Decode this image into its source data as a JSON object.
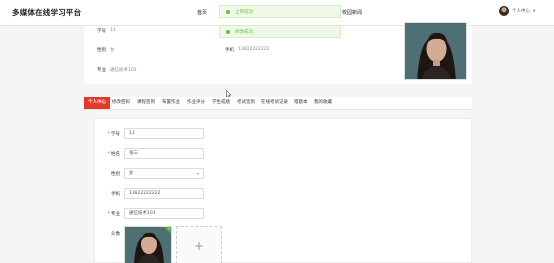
{
  "header": {
    "brand": "多媒体在线学习平台",
    "nav_home": "首页",
    "nav_right": "校园新闻",
    "user_name": "个人中心",
    "user_chevron": "▾"
  },
  "profile_summary": {
    "student_no_label": "学号",
    "student_no_value": "11",
    "gender_label": "性别",
    "gender_value": "女",
    "phone_label": "手机",
    "phone_value": "13822222222",
    "major_label": "专业",
    "major_value": "通信技术101"
  },
  "tabs": [
    {
      "label": "个人中心",
      "active": true
    },
    {
      "label": "修改密码",
      "active": false
    },
    {
      "label": "课程签到",
      "active": false
    },
    {
      "label": "布置作业",
      "active": false
    },
    {
      "label": "作业评分",
      "active": false
    },
    {
      "label": "学生成绩",
      "active": false
    },
    {
      "label": "考试签到",
      "active": false
    },
    {
      "label": "在线考试记录",
      "active": false
    },
    {
      "label": "错题本",
      "active": false
    },
    {
      "label": "我的收藏",
      "active": false
    }
  ],
  "form": {
    "student_no": {
      "label": "学号",
      "value": "11",
      "required": true
    },
    "name": {
      "label": "姓名",
      "value": "张三",
      "required": true
    },
    "gender": {
      "label": "性别",
      "value": "女",
      "required": false
    },
    "phone": {
      "label": "手机",
      "value": "13822222222",
      "required": false
    },
    "major": {
      "label": "专业",
      "value": "通信技术101",
      "required": true
    },
    "avatar_label": "头像",
    "upload_plus": "+",
    "upload_check": "✓",
    "select_arrow": "▾"
  },
  "toasts": [
    {
      "text": "上传成功",
      "color": "#67c23a"
    },
    {
      "text": "修改成功",
      "color": "#67c23a"
    }
  ],
  "colors": {
    "accent": "#e4382a",
    "success": "#67c23a"
  }
}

_What this task involves_: Output the data above without changes, apart from leaving out the pictures.

_Response for this exercise_:
Decode this image into its source data as a JSON object.
{
  "header": {
    "brand": "多媒体在线学习平台",
    "nav_home": "首页",
    "nav_right": "校园新闻",
    "user_name": "个人中心",
    "user_chevron": "▾"
  },
  "profile_summary": {
    "student_no_label": "学号",
    "student_no_value": "11",
    "gender_label": "性别",
    "gender_value": "女",
    "phone_label": "手机",
    "phone_value": "13822222222",
    "major_label": "专业",
    "major_value": "通信技术101"
  },
  "tabs": [
    {
      "label": "个人中心",
      "active": true
    },
    {
      "label": "修改密码",
      "active": false
    },
    {
      "label": "课程签到",
      "active": false
    },
    {
      "label": "布置作业",
      "active": false
    },
    {
      "label": "作业评分",
      "active": false
    },
    {
      "label": "学生成绩",
      "active": false
    },
    {
      "label": "考试签到",
      "active": false
    },
    {
      "label": "在线考试记录",
      "active": false
    },
    {
      "label": "错题本",
      "active": false
    },
    {
      "label": "我的收藏",
      "active": false
    }
  ],
  "form": {
    "student_no": {
      "label": "学号",
      "value": "11",
      "required": true
    },
    "name": {
      "label": "姓名",
      "value": "张三",
      "required": true
    },
    "gender": {
      "label": "性别",
      "value": "女",
      "required": false
    },
    "phone": {
      "label": "手机",
      "value": "13822222222",
      "required": false
    },
    "major": {
      "label": "专业",
      "value": "通信技术101",
      "required": true
    },
    "avatar_label": "头像",
    "upload_plus": "+",
    "upload_check": "✓",
    "select_arrow": "▾"
  },
  "toasts": [
    {
      "text": "上传成功",
      "color": "#67c23a"
    },
    {
      "text": "修改成功",
      "color": "#67c23a"
    }
  ],
  "colors": {
    "accent": "#e4382a",
    "success": "#67c23a"
  }
}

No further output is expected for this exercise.